_SET EXERCISE_
Read the lines below and count those that have the word "Архангельской". Respond with the number only.
▽
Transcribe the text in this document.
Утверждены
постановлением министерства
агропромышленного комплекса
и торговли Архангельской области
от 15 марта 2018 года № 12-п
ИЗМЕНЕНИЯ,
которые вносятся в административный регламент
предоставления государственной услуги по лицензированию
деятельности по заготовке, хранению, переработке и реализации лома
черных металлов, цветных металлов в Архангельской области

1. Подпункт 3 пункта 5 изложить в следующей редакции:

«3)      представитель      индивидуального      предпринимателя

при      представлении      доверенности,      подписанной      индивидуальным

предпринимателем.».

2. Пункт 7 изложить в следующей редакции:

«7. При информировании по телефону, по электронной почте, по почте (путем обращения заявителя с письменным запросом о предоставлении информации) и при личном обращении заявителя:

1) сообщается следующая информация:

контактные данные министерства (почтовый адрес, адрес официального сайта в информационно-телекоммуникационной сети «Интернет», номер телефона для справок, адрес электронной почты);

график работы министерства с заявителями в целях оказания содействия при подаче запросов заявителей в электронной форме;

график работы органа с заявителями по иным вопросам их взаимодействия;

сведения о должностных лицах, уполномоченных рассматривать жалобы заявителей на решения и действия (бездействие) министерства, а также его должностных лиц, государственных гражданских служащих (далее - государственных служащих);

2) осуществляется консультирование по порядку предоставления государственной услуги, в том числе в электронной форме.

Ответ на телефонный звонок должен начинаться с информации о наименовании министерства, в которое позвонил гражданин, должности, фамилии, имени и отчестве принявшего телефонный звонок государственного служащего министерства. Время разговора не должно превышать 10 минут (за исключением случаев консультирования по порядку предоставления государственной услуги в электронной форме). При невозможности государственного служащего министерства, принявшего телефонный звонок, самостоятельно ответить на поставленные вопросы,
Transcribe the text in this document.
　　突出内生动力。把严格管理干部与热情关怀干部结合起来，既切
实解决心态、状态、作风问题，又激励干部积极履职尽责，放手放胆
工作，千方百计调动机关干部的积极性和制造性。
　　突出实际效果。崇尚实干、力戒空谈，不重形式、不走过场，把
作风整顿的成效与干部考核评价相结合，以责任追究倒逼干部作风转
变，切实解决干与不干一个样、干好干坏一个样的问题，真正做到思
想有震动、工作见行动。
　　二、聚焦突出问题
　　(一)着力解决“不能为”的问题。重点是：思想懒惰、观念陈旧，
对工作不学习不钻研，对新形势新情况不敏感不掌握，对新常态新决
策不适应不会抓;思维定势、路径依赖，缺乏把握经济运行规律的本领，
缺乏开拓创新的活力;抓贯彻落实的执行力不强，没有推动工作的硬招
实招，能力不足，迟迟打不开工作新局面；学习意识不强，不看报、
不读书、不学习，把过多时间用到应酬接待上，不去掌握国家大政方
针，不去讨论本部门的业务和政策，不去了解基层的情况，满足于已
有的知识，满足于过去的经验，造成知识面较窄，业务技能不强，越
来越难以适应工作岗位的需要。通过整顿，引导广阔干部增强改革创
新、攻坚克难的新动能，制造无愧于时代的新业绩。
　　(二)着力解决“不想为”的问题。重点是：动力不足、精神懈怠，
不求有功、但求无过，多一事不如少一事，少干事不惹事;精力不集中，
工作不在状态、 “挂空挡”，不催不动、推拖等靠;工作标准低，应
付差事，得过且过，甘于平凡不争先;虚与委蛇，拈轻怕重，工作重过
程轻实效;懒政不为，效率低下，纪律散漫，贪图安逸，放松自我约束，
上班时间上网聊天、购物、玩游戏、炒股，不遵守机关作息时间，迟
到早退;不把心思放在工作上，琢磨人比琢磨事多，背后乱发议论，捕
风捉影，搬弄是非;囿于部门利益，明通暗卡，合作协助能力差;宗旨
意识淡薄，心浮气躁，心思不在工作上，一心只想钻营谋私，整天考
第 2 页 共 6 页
△
_RESULT FOR THIS EXERCISE_
2